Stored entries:
* start *

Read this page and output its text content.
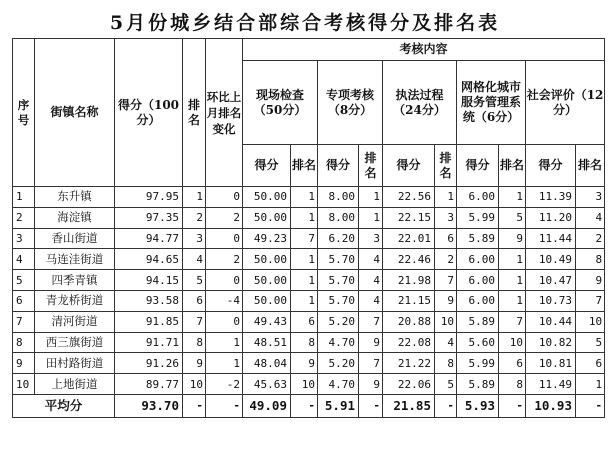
5月份城乡结合部综合考核得分及排名表
序号	街镇名称	得分（100分）	排名	环比上月排名变化	考核内容									
					现场检查（50分）		专项考核（8分）		执法过程（24分）		网格化城市服务管理系统（6分）		社会评价（12分）	
					得分	排名	得分	排名	得分	排名	得分	排名	得分	排名
1	东升镇	97.95	1	0	50.00	1	8.00	1	22.56	1	6.00	1	11.39	3
2	海淀镇	97.35	2	2	50.00	1	8.00	1	22.15	3	5.99	5	11.20	4
3	香山街道	94.77	3	0	49.23	7	6.20	3	22.01	6	5.89	9	11.44	2
4	马连洼街道	94.65	4	2	50.00	1	5.70	4	22.46	2	6.00	1	10.49	8
5	四季青镇	94.15	5	0	50.00	1	5.70	4	21.98	7	6.00	1	10.47	9
6	青龙桥街道	93.58	6	-4	50.00	1	5.70	4	21.15	9	6.00	1	10.73	7
7	清河街道	91.85	7	0	49.43	6	5.20	7	20.88	10	5.89	7	10.44	10
8	西三旗街道	91.71	8	1	48.51	8	4.70	9	22.08	4	5.60	10	10.82	5
9	田村路街道	91.26	9	1	48.04	9	5.20	7	21.22	8	5.99	6	10.81	6
10	上地街道	89.77	10	-2	45.63	10	4.70	9	22.06	5	5.89	8	11.49	1
平均分		93.70	-	-	49.09	-	5.91	-	21.85	-	5.93	-	10.93	-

* end *

• **Aim of the task**: Repeat each record exactly as shown above, dropping all images.

• **Worked answer**:
Read this page and output its text content.
5月份城乡结合部综合考核得分及排名表
序号	街镇名称	得分（100分）	排名	环比上月排名变化	考核内容									
					现场检查（50分）		专项考核（8分）		执法过程（24分）		网格化城市服务管理系统（6分）		社会评价（12分）	
					得分	排名	得分	排名	得分	排名	得分	排名	得分	排名
1	东升镇	97.95	1	0	50.00	1	8.00	1	22.56	1	6.00	1	11.39	3
2	海淀镇	97.35	2	2	50.00	1	8.00	1	22.15	3	5.99	5	11.20	4
3	香山街道	94.77	3	0	49.23	7	6.20	3	22.01	6	5.89	9	11.44	2
4	马连洼街道	94.65	4	2	50.00	1	5.70	4	22.46	2	6.00	1	10.49	8
5	四季青镇	94.15	5	0	50.00	1	5.70	4	21.98	7	6.00	1	10.47	9
6	青龙桥街道	93.58	6	-4	50.00	1	5.70	4	21.15	9	6.00	1	10.73	7
7	清河街道	91.85	7	0	49.43	6	5.20	7	20.88	10	5.89	7	10.44	10
8	西三旗街道	91.71	8	1	48.51	8	4.70	9	22.08	4	5.60	10	10.82	5
9	田村路街道	91.26	9	1	48.04	9	5.20	7	21.22	8	5.99	6	10.81	6
10	上地街道	89.77	10	-2	45.63	10	4.70	9	22.06	5	5.89	8	11.49	1
平均分		93.70	-	-	49.09	-	5.91	-	21.85	-	5.93	-	10.93	-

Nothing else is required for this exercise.